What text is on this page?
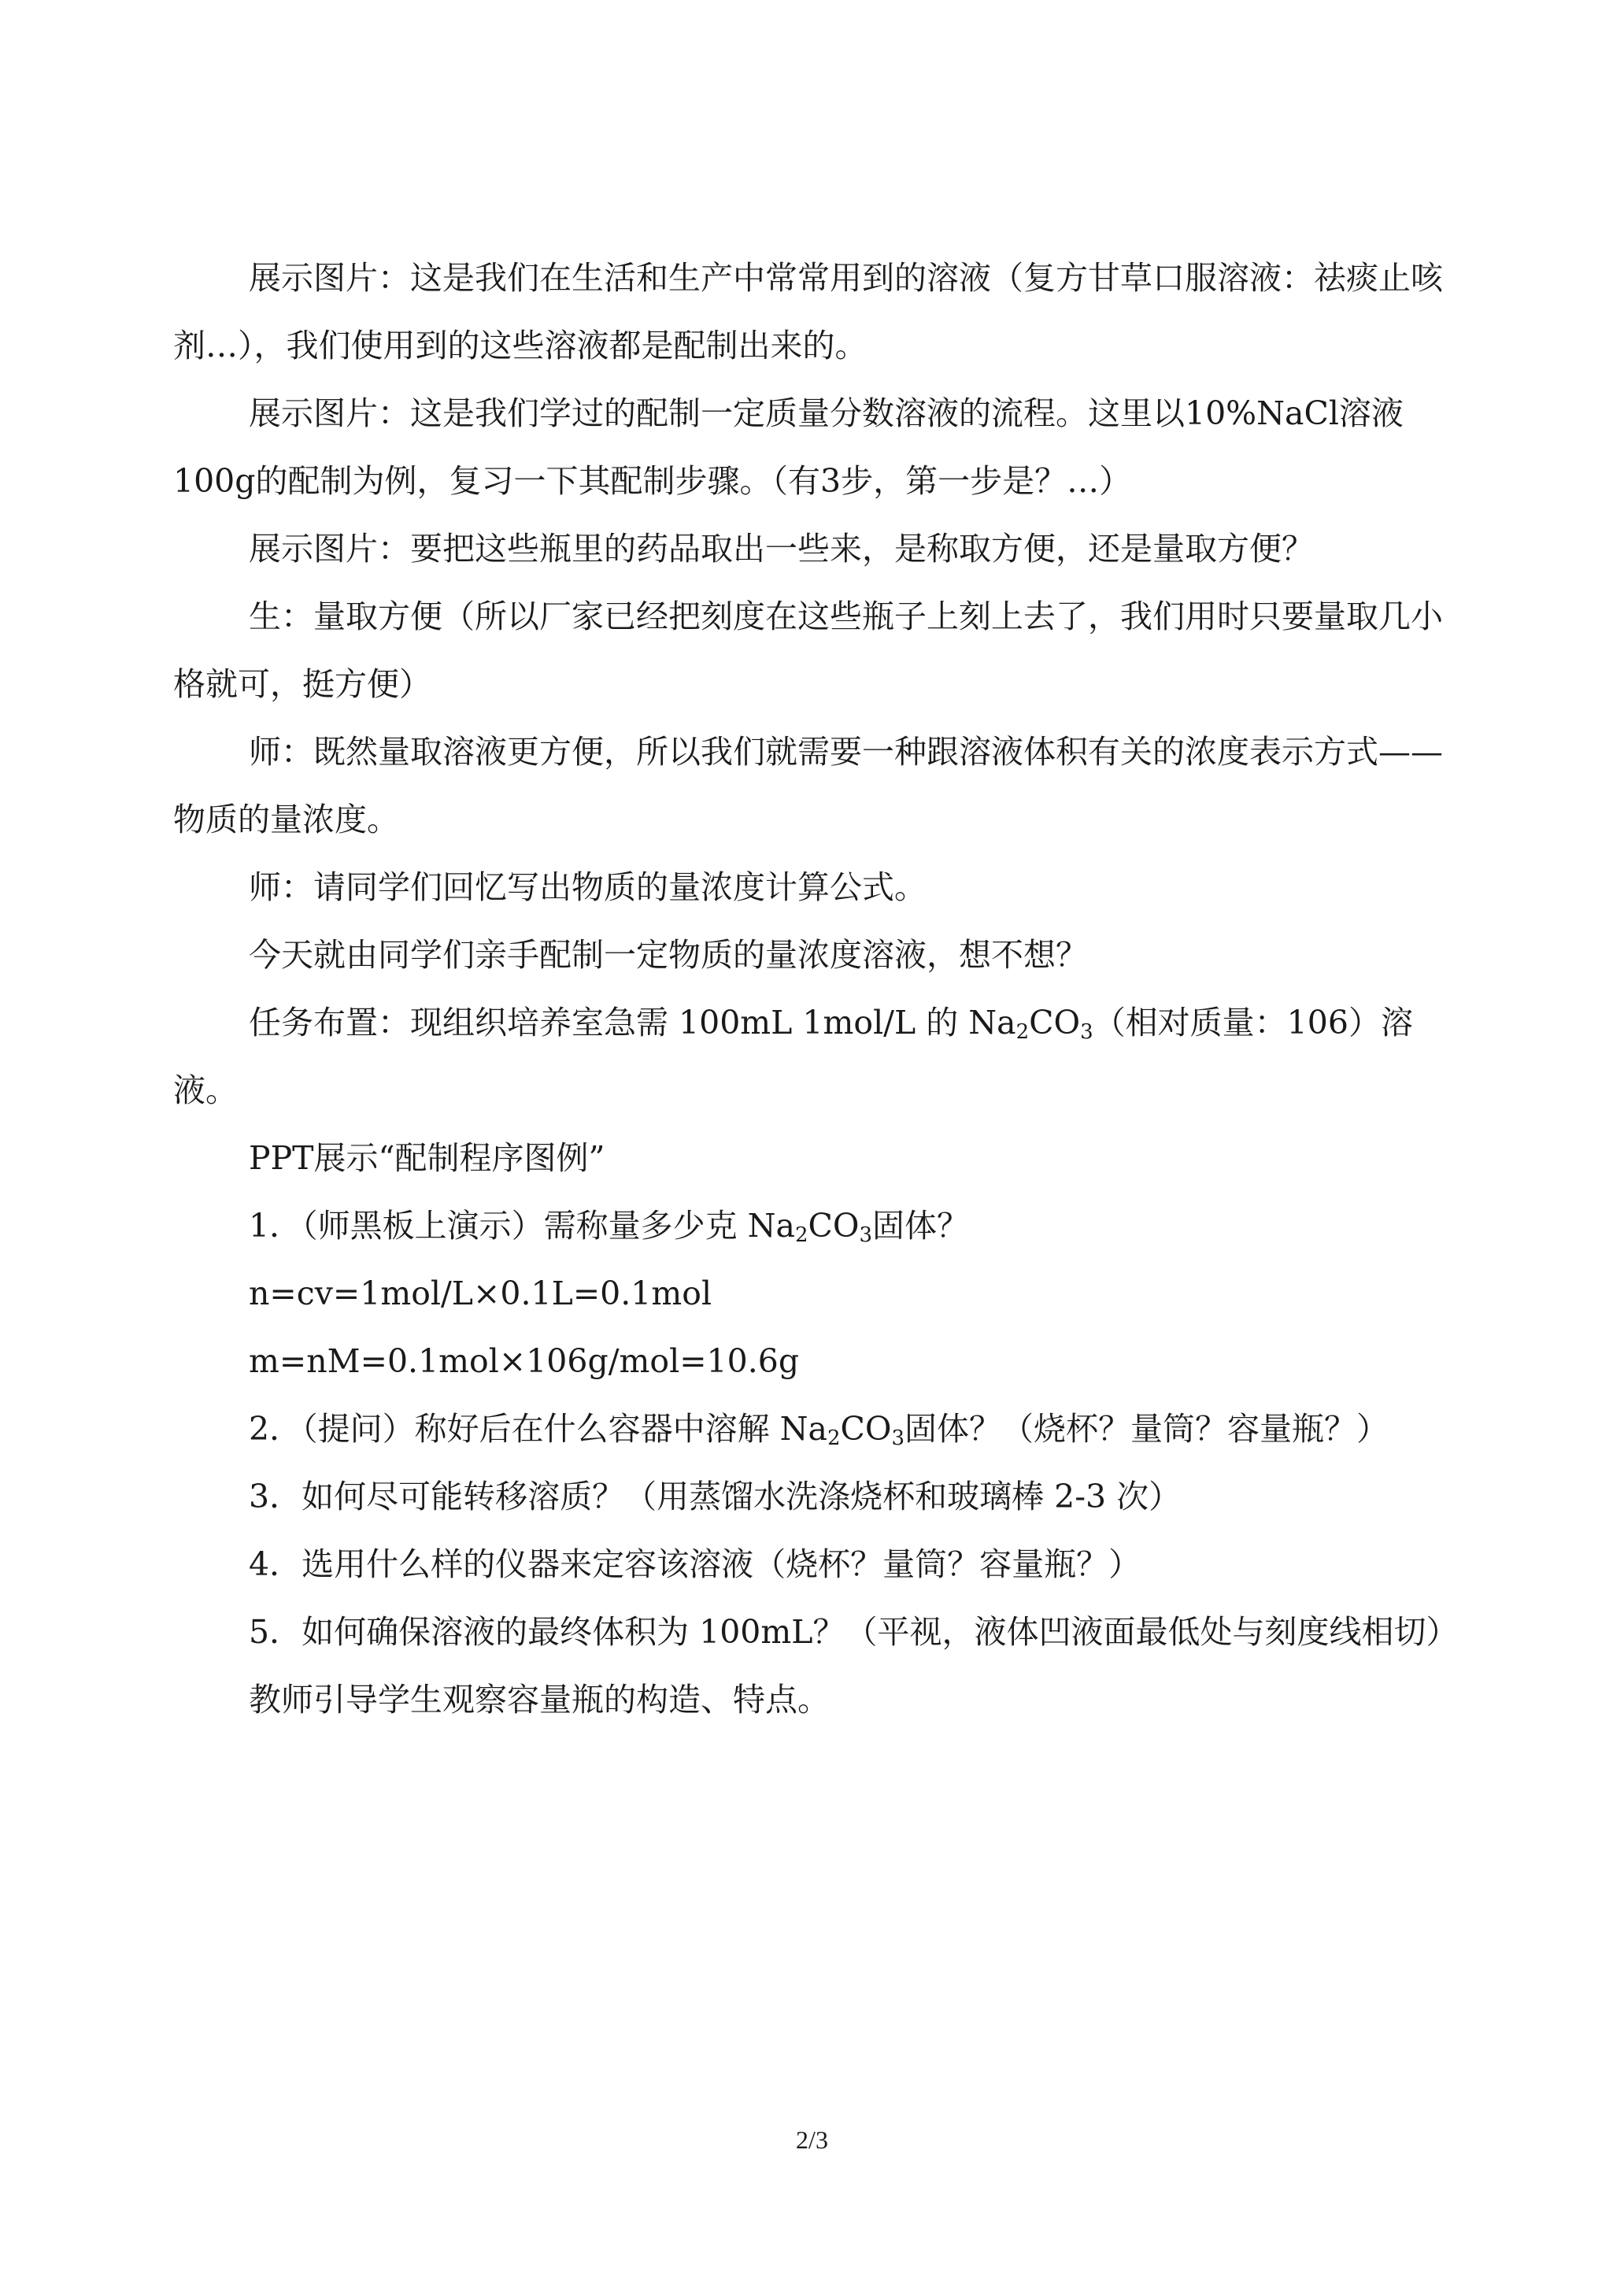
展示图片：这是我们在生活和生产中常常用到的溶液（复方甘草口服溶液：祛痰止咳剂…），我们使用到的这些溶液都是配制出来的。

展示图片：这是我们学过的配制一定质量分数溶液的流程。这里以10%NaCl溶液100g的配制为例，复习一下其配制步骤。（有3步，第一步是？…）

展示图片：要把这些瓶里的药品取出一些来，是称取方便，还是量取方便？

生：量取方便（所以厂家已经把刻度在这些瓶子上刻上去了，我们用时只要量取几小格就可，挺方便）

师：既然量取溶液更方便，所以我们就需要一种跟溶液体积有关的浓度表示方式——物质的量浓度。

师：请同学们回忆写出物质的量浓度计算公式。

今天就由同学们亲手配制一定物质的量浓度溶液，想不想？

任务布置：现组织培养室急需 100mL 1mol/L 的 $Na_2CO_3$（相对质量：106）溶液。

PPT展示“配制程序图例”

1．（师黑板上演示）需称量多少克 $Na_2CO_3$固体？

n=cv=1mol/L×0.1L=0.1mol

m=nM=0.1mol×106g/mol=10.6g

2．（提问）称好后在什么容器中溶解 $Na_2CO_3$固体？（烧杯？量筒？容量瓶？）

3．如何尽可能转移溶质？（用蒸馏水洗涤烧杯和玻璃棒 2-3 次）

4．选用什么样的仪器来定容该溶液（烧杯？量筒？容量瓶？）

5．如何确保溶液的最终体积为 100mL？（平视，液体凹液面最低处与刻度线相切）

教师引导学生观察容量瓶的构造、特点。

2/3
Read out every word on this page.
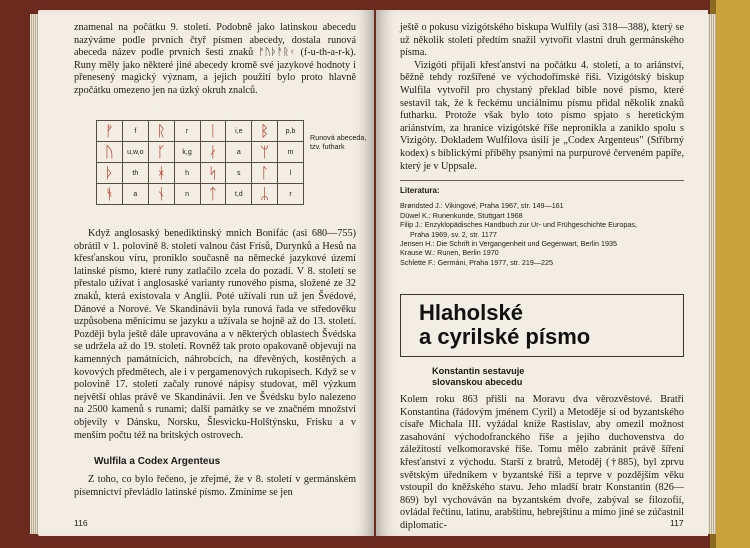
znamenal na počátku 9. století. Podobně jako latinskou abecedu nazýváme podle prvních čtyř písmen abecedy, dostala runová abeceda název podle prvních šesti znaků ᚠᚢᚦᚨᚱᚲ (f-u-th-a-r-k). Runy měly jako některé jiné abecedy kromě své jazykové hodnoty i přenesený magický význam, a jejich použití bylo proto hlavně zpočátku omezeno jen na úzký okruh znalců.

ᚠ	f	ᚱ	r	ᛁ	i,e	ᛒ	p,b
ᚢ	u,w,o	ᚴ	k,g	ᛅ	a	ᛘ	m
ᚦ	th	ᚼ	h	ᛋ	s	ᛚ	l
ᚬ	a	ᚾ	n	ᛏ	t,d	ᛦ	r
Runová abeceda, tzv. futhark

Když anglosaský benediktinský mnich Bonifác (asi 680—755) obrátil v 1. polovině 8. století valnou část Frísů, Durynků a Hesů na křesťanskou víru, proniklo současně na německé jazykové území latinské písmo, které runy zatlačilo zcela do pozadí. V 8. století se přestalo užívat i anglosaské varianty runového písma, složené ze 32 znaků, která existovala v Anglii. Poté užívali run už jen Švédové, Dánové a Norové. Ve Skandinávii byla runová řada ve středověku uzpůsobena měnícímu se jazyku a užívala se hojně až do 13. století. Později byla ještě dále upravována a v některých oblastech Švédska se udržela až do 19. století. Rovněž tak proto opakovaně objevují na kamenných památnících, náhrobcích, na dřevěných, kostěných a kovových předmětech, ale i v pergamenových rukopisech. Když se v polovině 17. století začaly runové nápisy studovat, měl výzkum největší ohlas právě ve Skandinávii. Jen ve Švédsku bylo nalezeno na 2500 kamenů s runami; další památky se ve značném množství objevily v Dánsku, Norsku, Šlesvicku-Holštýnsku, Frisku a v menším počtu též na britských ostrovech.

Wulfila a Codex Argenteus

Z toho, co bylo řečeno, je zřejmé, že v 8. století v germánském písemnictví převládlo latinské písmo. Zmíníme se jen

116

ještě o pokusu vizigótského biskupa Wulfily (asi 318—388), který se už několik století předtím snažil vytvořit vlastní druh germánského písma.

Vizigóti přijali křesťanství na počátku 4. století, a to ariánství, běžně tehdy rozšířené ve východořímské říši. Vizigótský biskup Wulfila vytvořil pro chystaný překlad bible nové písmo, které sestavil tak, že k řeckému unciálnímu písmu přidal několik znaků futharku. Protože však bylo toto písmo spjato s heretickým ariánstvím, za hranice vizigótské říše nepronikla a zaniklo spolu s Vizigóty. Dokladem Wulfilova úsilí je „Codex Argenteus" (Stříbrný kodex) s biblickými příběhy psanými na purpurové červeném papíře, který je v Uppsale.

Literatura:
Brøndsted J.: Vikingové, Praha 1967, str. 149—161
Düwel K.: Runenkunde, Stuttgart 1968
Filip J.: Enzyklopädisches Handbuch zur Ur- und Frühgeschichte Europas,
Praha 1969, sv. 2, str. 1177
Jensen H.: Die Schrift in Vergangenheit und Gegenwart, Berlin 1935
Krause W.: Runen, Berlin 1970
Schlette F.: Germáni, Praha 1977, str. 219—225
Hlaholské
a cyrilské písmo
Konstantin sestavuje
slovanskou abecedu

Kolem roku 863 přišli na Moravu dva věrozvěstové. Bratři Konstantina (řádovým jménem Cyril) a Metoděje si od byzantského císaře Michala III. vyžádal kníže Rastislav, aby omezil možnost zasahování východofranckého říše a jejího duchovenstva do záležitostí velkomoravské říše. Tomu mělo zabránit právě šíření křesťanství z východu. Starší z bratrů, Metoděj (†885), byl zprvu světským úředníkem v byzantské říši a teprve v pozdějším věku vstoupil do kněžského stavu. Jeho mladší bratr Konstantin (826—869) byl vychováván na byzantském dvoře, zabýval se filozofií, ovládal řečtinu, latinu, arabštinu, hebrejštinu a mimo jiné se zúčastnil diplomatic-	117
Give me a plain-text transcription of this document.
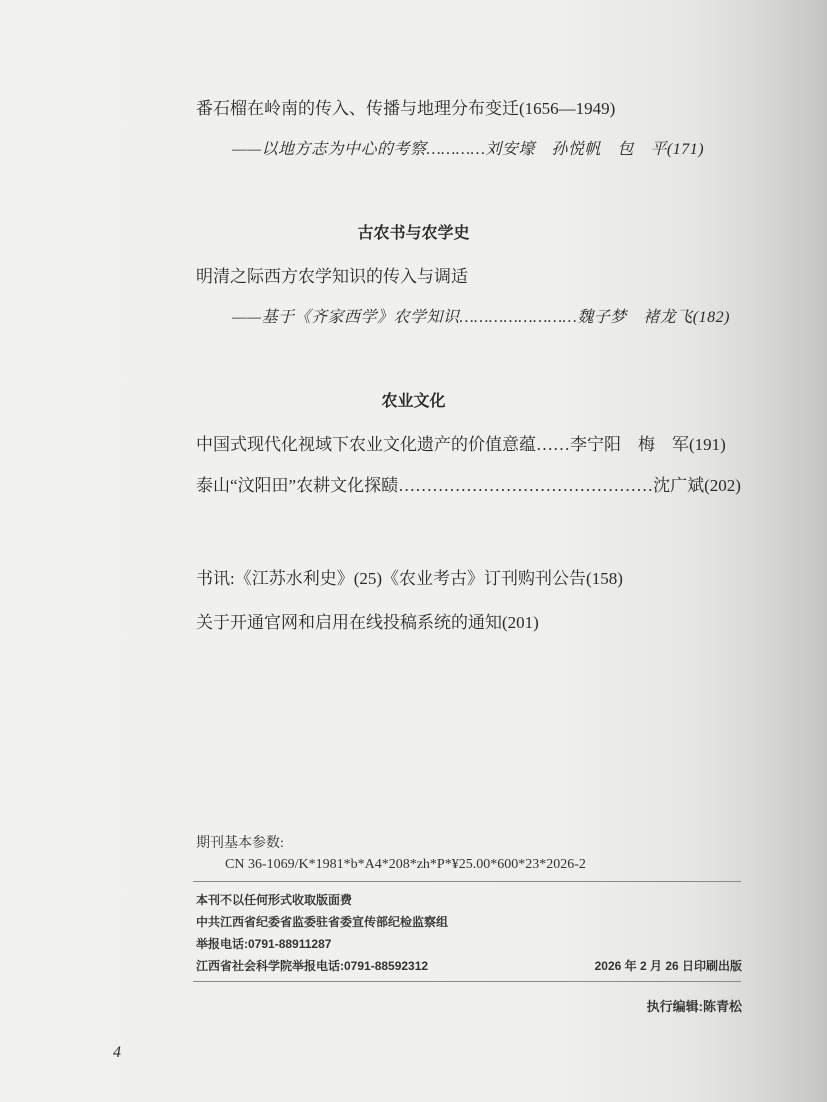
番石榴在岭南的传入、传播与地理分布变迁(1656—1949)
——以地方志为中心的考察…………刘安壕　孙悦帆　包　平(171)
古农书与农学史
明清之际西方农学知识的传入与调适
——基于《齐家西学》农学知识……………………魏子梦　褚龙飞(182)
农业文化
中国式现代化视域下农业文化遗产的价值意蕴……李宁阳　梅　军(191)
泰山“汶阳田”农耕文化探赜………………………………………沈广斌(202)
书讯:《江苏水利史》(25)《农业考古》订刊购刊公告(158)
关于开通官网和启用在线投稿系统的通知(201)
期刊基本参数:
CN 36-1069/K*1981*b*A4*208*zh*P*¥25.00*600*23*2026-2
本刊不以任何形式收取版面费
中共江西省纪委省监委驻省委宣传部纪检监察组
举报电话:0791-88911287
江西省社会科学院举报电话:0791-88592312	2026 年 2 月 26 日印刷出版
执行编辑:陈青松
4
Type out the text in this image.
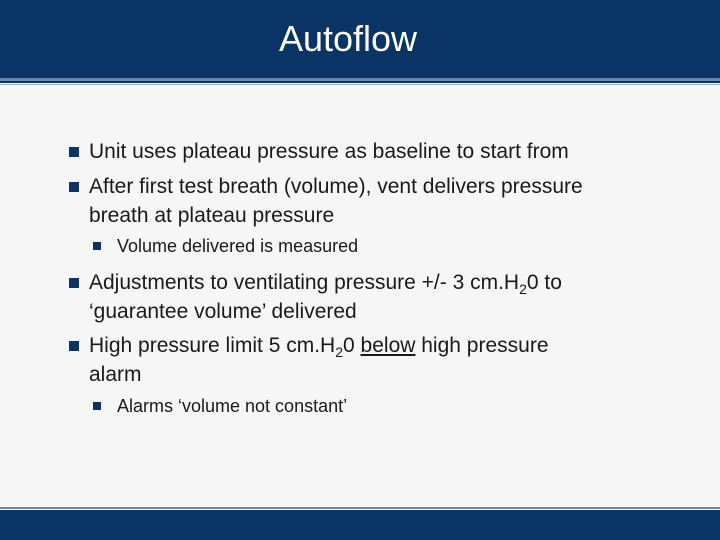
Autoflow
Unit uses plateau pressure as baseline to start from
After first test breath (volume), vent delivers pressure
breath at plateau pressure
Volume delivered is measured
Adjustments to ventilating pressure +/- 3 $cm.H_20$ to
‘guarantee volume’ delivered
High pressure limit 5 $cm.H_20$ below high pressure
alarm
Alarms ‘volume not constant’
===
STATED PROBLEM: Can you quote exactly, and only, the lines from the one containing "Type out the text in this image." through the last line of the records above, keeping both ends and leaving out any pictures?

CORRECT ANSWER:
Type out the text in this image.
Autoflow
Unit uses plateau pressure as baseline to start from
After first test breath (volume), vent delivers pressure
breath at plateau pressure
Volume delivered is measured
Adjustments to ventilating pressure +/- 3 $cm.H_20$ to
‘guarantee volume’ delivered
High pressure limit 5 $cm.H_20$ below high pressure
alarm
Alarms ‘volume not constant’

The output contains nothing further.